THE EXERCISE: Locate each line holding the string "Here" and copy it.

⟨

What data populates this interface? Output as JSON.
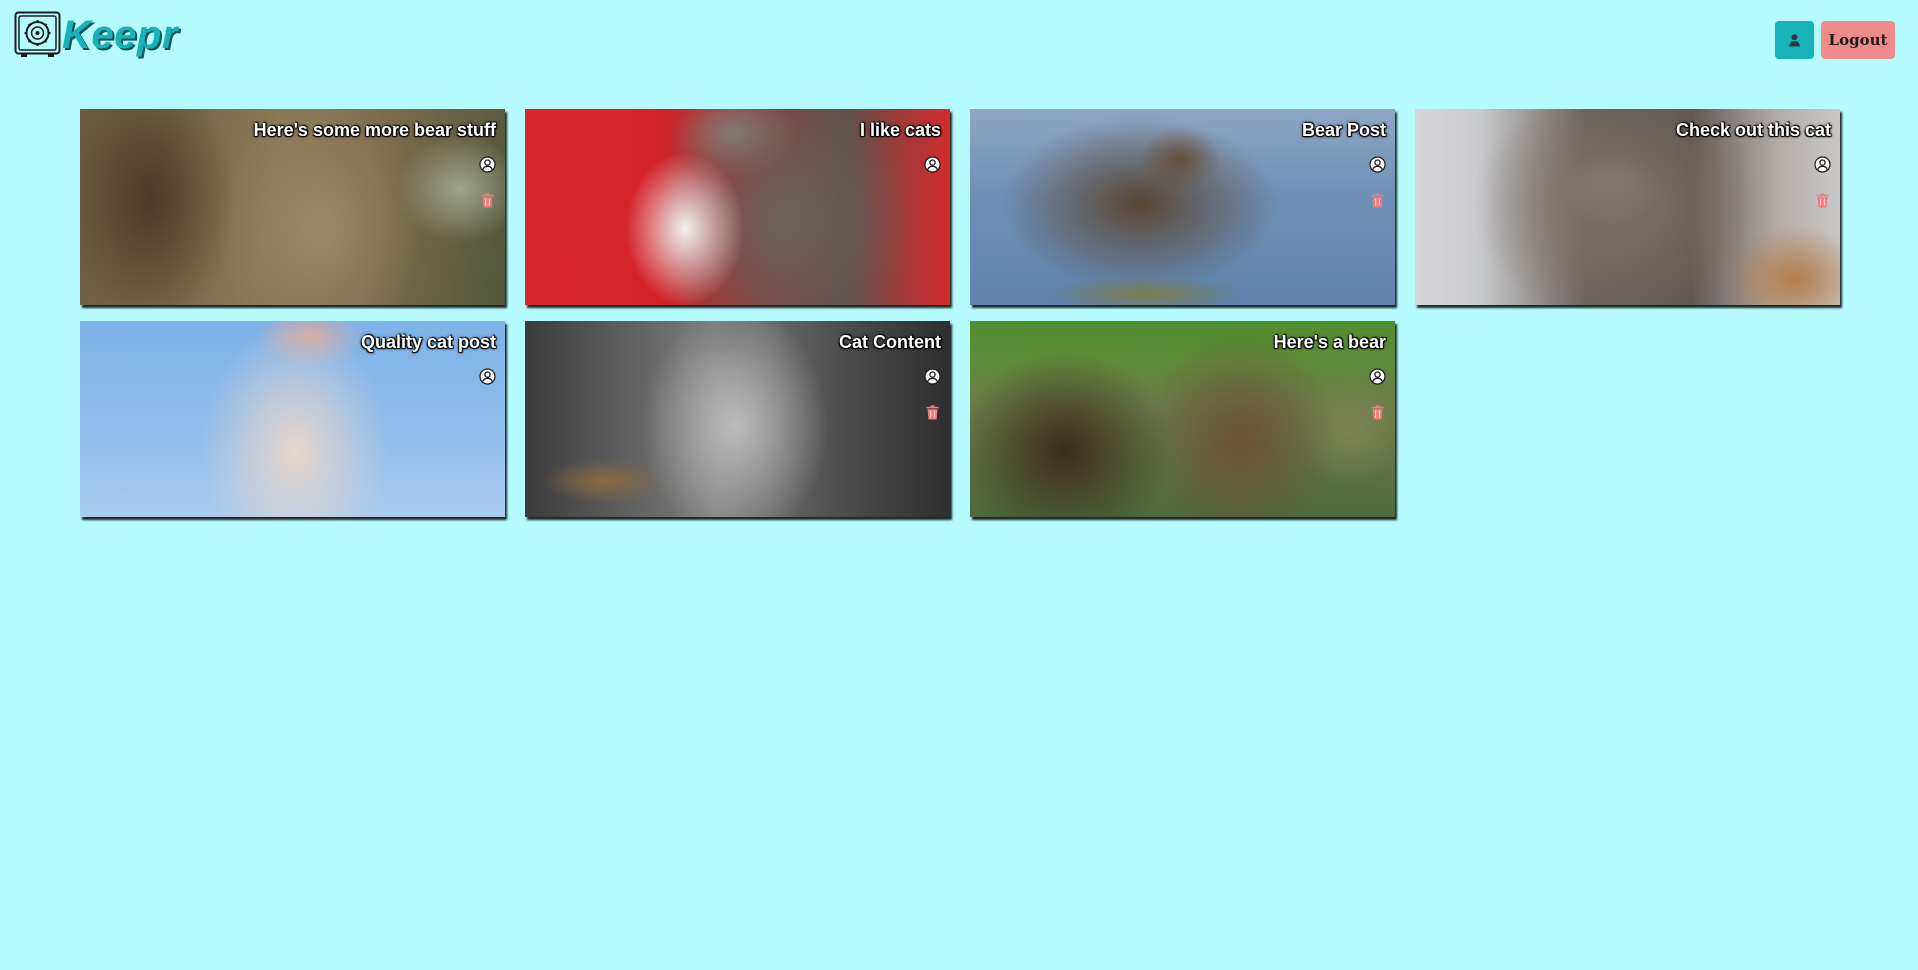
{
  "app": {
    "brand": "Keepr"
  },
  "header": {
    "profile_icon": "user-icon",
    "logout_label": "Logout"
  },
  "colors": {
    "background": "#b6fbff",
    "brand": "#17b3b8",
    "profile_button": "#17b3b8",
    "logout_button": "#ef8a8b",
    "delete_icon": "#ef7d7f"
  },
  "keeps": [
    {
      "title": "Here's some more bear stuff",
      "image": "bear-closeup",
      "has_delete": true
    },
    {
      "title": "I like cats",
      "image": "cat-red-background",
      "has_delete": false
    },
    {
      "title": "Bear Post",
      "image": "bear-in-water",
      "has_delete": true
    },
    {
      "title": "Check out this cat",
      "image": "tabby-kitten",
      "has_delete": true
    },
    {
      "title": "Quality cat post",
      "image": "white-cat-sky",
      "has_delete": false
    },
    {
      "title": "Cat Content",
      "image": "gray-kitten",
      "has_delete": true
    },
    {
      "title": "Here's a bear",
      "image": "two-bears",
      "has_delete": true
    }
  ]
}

⟩
⟨

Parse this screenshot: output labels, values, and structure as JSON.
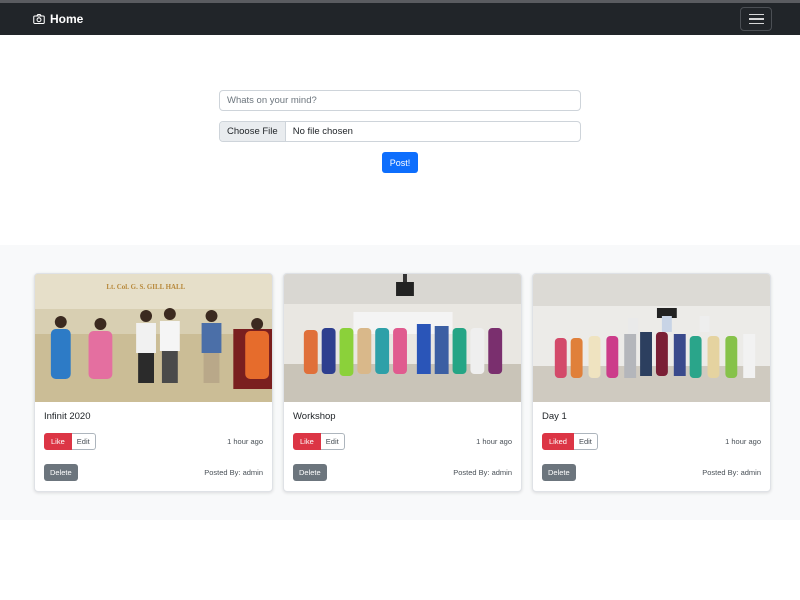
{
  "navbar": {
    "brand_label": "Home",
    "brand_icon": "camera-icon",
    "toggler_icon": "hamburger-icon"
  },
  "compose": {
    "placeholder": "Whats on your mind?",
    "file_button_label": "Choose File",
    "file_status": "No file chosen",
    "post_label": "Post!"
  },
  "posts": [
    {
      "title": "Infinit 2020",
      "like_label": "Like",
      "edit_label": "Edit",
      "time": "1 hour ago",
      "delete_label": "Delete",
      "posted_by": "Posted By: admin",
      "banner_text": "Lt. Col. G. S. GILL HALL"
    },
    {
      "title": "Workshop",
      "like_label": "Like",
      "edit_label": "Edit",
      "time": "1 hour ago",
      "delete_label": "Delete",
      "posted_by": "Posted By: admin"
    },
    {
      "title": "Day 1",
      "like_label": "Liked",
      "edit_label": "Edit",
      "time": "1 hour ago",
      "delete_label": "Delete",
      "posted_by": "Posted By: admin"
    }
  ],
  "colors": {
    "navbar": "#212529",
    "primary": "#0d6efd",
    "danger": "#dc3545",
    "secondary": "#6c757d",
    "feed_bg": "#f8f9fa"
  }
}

⟩

SOLUTION TO THIS TASK:
      "title": "Here's some more bear stuff",
      "title": "Here's a bear",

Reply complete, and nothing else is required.